Figure record extracts
====

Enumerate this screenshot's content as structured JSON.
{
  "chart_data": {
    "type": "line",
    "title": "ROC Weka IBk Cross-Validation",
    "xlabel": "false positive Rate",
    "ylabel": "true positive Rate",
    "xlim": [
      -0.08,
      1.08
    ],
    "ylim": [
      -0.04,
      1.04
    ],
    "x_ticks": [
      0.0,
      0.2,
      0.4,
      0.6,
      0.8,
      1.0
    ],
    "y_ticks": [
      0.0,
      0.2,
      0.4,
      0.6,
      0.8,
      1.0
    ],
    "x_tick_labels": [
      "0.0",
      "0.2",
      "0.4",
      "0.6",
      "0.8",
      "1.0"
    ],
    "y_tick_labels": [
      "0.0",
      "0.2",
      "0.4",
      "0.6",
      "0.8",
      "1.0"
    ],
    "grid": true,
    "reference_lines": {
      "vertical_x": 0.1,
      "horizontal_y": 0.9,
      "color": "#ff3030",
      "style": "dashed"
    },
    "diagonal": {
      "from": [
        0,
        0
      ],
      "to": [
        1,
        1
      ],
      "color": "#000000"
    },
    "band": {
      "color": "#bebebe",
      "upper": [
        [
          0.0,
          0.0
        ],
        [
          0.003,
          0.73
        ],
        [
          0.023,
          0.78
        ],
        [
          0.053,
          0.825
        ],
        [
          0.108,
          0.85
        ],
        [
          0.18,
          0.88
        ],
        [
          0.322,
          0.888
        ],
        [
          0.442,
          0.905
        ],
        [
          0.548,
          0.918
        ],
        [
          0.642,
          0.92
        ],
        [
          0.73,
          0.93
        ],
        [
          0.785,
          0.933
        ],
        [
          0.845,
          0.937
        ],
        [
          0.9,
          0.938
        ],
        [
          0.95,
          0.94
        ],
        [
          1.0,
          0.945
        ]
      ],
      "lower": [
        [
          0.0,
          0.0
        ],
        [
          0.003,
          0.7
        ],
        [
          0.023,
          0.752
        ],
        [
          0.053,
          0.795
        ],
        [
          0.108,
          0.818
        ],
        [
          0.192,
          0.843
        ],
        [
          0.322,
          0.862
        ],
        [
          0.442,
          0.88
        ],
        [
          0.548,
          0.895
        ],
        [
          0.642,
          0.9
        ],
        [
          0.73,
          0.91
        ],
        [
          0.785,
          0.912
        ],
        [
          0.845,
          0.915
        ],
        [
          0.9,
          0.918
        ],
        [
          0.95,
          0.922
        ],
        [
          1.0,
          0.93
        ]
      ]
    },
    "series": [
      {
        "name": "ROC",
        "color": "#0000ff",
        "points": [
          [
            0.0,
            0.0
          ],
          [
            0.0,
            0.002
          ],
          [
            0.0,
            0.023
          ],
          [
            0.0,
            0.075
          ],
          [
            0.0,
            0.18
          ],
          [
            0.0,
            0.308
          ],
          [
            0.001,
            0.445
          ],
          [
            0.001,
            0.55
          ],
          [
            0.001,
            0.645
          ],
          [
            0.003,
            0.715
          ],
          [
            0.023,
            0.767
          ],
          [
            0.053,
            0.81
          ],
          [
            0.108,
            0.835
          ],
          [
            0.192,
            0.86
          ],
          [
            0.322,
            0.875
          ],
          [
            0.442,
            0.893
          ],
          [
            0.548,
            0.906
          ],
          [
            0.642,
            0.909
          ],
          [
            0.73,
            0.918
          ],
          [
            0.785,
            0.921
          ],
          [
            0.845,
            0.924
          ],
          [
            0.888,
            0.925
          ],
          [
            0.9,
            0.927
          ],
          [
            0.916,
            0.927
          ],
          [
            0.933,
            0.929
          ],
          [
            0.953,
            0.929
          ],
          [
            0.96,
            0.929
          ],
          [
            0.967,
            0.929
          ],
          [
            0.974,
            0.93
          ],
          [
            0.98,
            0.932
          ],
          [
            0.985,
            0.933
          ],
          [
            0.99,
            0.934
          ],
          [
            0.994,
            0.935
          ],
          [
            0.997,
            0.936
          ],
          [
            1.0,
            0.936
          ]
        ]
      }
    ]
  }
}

====

* GIVEN REQUEST *
From the entries, copy out each line containing the word "color".

* SOLVED PROBLEM *
      "color": "#ff3030",
      "color": "#000000"
      "color": "#bebebe",
        "color": "#0000ff",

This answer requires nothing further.